## What the task requires
Note how many lines contain "Garden" and give that number, with nothing else.

## Available records
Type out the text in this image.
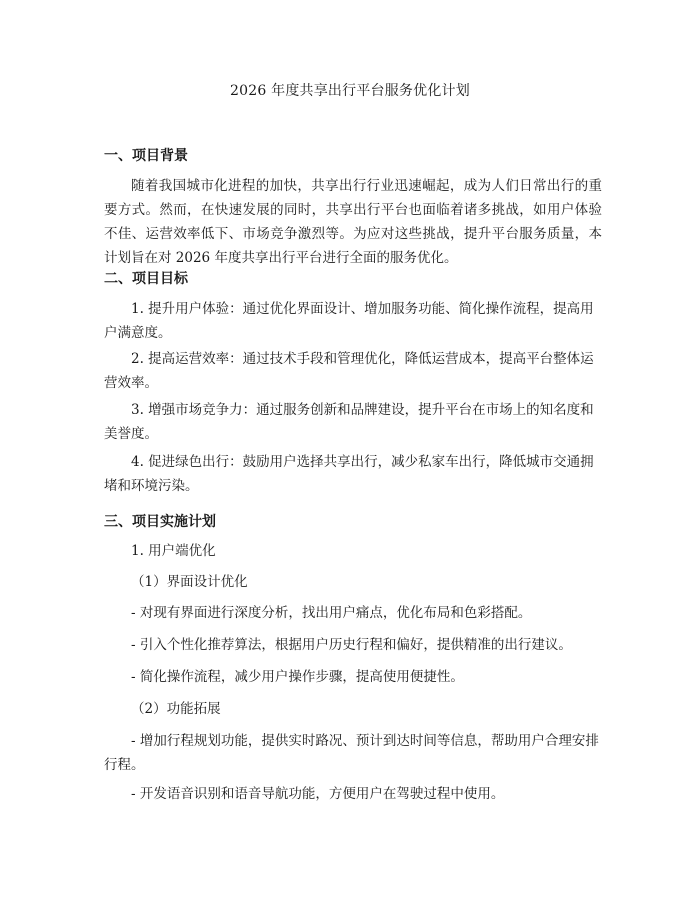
2026 年度共享出行平台服务优化计划
一、项目背景
随着我国城市化进程的加快，共享出行行业迅速崛起，成为人们日常出行的重要方式。然而，在快速发展的同时，共享出行平台也面临着诸多挑战，如用户体验不佳、运营效率低下、市场竞争激烈等。为应对这些挑战，提升平台服务质量，本计划旨在对 2026 年度共享出行平台进行全面的服务优化。
二、项目目标
1. 提升用户体验：通过优化界面设计、增加服务功能、简化操作流程，提高用户满意度。
2. 提高运营效率：通过技术手段和管理优化，降低运营成本，提高平台整体运营效率。
3. 增强市场竞争力：通过服务创新和品牌建设，提升平台在市场上的知名度和美誉度。
4. 促进绿色出行：鼓励用户选择共享出行，减少私家车出行，降低城市交通拥堵和环境污染。
三、项目实施计划
1. 用户端优化
（1）界面设计优化
- 对现有界面进行深度分析，找出用户痛点，优化布局和色彩搭配。
- 引入个性化推荐算法，根据用户历史行程和偏好，提供精准的出行建议。
- 简化操作流程，减少用户操作步骤，提高使用便捷性。
（2）功能拓展
- 增加行程规划功能，提供实时路况、预计到达时间等信息，帮助用户合理安排行程。
- 开发语音识别和语音导航功能，方便用户在驾驶过程中使用。
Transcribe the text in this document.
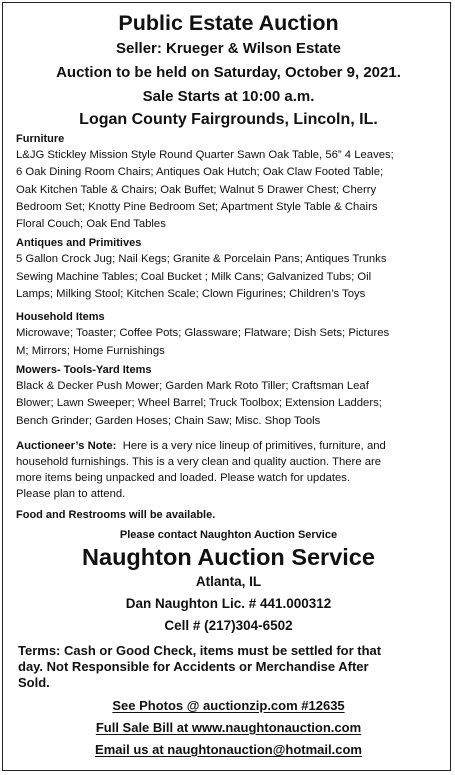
Public Estate Auction

Seller: Krueger & Wilson Estate

Auction to be held on Saturday, October 9, 2021.

Sale Starts at 10:00 a.m.

Logan County Fairgrounds, Lincoln, IL.

Furniture

L&JG Stickley Mission Style Round Quarter Sawn Oak Table, 56” 4 Leaves;

6 Oak Dining Room Chairs; Antiques Oak Hutch; Oak Claw Footed Table;

Oak Kitchen Table & Chairs; Oak Buffet; Walnut 5 Drawer Chest; Cherry

Bedroom Set; Knotty Pine Bedroom Set; Apartment Style Table & Chairs

Floral Couch; Oak End Tables

Antiques and Primitives

5 Gallon Crock Jug; Nail Kegs; Granite & Porcelain Pans; Antiques Trunks

Sewing Machine Tables; Coal Bucket ; Milk Cans; Galvanized Tubs; Oil

Lamps; Milking Stool; Kitchen Scale; Clown Figurines; Children’s Toys

Household Items

Microwave; Toaster; Coffee Pots; Glassware; Flatware; Dish Sets; Pictures

M; Mirrors; Home Furnishings

Mowers- Tools-Yard Items

Black & Decker Push Mower; Garden Mark Roto Tiller; Craftsman Leaf

Blower; Lawn Sweeper; Wheel Barrel; Truck Toolbox; Extension Ladders;

Bench Grinder; Garden Hoses; Chain Saw; Misc. Shop Tools

Auctioneer’s Note: Here is a very nice lineup of primitives, furniture, and

household furnishings. This is a very clean and quality auction. There are

more items being unpacked and loaded. Please watch for updates.

Please plan to attend.

Food and Restrooms will be available.

Please contact Naughton Auction Service

Naughton Auction Service

Atlanta, IL

Dan Naughton Lic. # 441.000312

Cell # (217)304-6502

Terms: Cash or Good Check, items must be settled for that

day. Not Responsible for Accidents or Merchandise After

Sold.

See Photos @ auctionzip.com #12635

Full Sale Bill at www.naughtonauction.com

Email us at naughtonauction@hotmail.com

## Written response
2